Repeat the material exactly, every line of it.

— start of Record set —

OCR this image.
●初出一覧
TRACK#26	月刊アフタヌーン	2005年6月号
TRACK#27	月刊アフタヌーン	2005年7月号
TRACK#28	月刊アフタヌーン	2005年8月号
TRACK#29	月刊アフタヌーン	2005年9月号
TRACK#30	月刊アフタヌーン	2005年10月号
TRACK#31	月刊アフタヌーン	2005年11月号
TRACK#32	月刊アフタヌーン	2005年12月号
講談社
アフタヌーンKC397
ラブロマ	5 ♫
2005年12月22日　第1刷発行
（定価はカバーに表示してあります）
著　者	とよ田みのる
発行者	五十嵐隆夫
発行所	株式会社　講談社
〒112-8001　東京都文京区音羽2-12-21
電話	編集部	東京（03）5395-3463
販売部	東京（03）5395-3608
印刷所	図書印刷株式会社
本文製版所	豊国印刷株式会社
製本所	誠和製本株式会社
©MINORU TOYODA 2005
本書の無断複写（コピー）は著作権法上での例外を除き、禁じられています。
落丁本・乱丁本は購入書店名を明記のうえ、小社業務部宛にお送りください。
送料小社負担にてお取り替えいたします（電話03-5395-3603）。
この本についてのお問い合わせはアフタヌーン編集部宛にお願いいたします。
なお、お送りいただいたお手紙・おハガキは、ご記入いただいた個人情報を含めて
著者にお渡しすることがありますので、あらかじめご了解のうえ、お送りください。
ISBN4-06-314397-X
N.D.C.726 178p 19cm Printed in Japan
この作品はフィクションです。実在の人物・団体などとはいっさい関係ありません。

— end of Record set —

→ Completed exercise
OCR this image.
●初出一覧
TRACK#26	月刊アフタヌーン	2005年6月号
TRACK#27	月刊アフタヌーン	2005年7月号
TRACK#28	月刊アフタヌーン	2005年8月号
TRACK#29	月刊アフタヌーン	2005年9月号
TRACK#30	月刊アフタヌーン	2005年10月号
TRACK#31	月刊アフタヌーン	2005年11月号
TRACK#32	月刊アフタヌーン	2005年12月号
講談社
アフタヌーンKC397
ラブロマ	5 ♫
2005年12月22日　第1刷発行
（定価はカバーに表示してあります）
著　者	とよ田みのる
発行者	五十嵐隆夫
発行所	株式会社　講談社
〒112-8001　東京都文京区音羽2-12-21
電話	編集部	東京（03）5395-3463
販売部	東京（03）5395-3608
印刷所	図書印刷株式会社
本文製版所	豊国印刷株式会社
製本所	誠和製本株式会社
©MINORU TOYODA 2005
本書の無断複写（コピー）は著作権法上での例外を除き、禁じられています。
落丁本・乱丁本は購入書店名を明記のうえ、小社業務部宛にお送りください。
送料小社負担にてお取り替えいたします（電話03-5395-3603）。
この本についてのお問い合わせはアフタヌーン編集部宛にお願いいたします。
なお、お送りいただいたお手紙・おハガキは、ご記入いただいた個人情報を含めて
著者にお渡しすることがありますので、あらかじめご了解のうえ、お送りください。
ISBN4-06-314397-X
N.D.C.726 178p 19cm Printed in Japan
この作品はフィクションです。実在の人物・団体などとはいっさい関係ありません。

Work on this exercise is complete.